▸ WORK TO DO
Gather all lines containing the string "this" and copy them out.

━━ DATA PROVIDED

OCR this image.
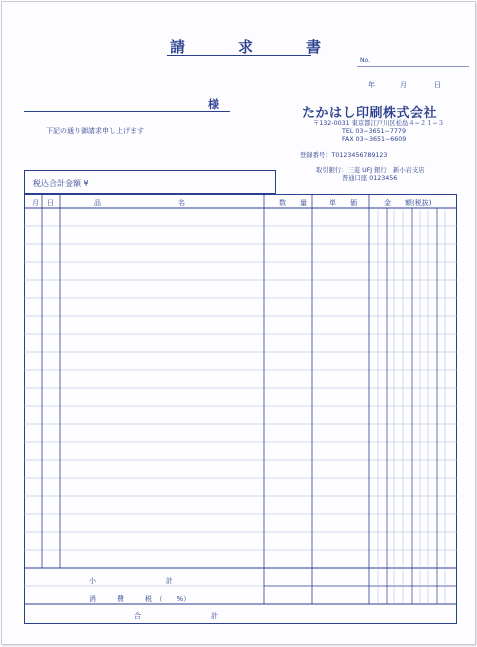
請　求　書
No.
年	月	日
様
下記の通り御請求申し上げます
たかはし印刷株式会社
〒132-0031 東京都江戸川区松島４−２１−３
TEL 03−3651−7779
FAX 03−3651−6609
登録番号：T0123456789123
取引銀行：三菱 UFJ 銀行　新小岩支店
普通口座 0123456
税込合計金額 ¥
月 日	品　　　　　　　　　　　名	数　　量	単　　価	金　　額(税抜)
小　　　　　　　　　　計
消　　　費　　　税　（　　%）
合　　　　　　　　　　計
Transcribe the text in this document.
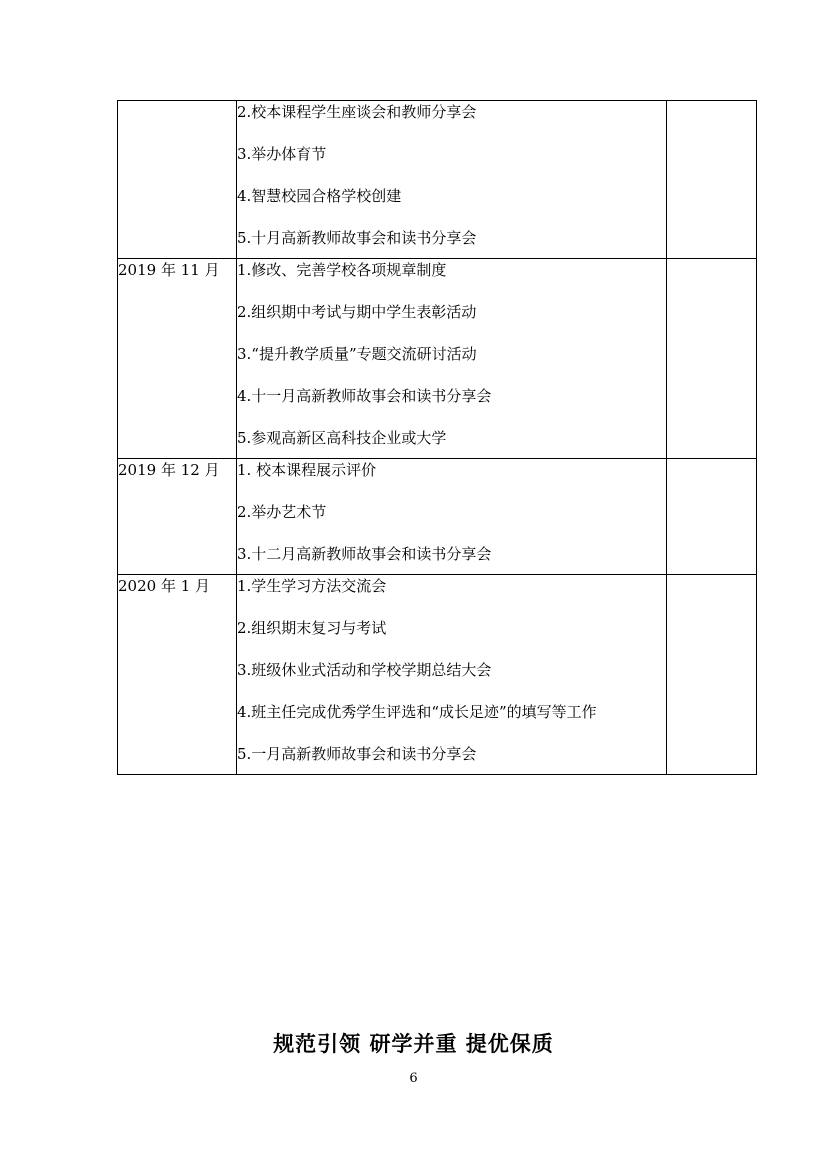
	2.校本课程学生座谈会和教师分享会
3.举办体育节
4.智慧校园合格学校创建
5.十月高新教师故事会和读书分享会	

2019 年 11 月	1.修改、完善学校各项规章制度
2.组织期中考试与期中学生表彰活动
3.“提升教学质量”专题交流研讨活动
4.十一月高新教师故事会和读书分享会
5.参观高新区高科技企业或大学	

2019 年 12 月	1. 校本课程展示评价
2.举办艺术节
3.十二月高新教师故事会和读书分享会	

2020 年 1 月	1.学生学习方法交流会
2.组织期末复习与考试
3.班级休业式活动和学校学期总结大会
4.班主任完成优秀学生评选和“成长足迹”的填写等工作
5.一月高新教师故事会和读书分享会	

规范引领 研学并重 提优保质
6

━━━━

▸ EXPECTED ANSWER
OCR this image.
Transcribe the text in this document.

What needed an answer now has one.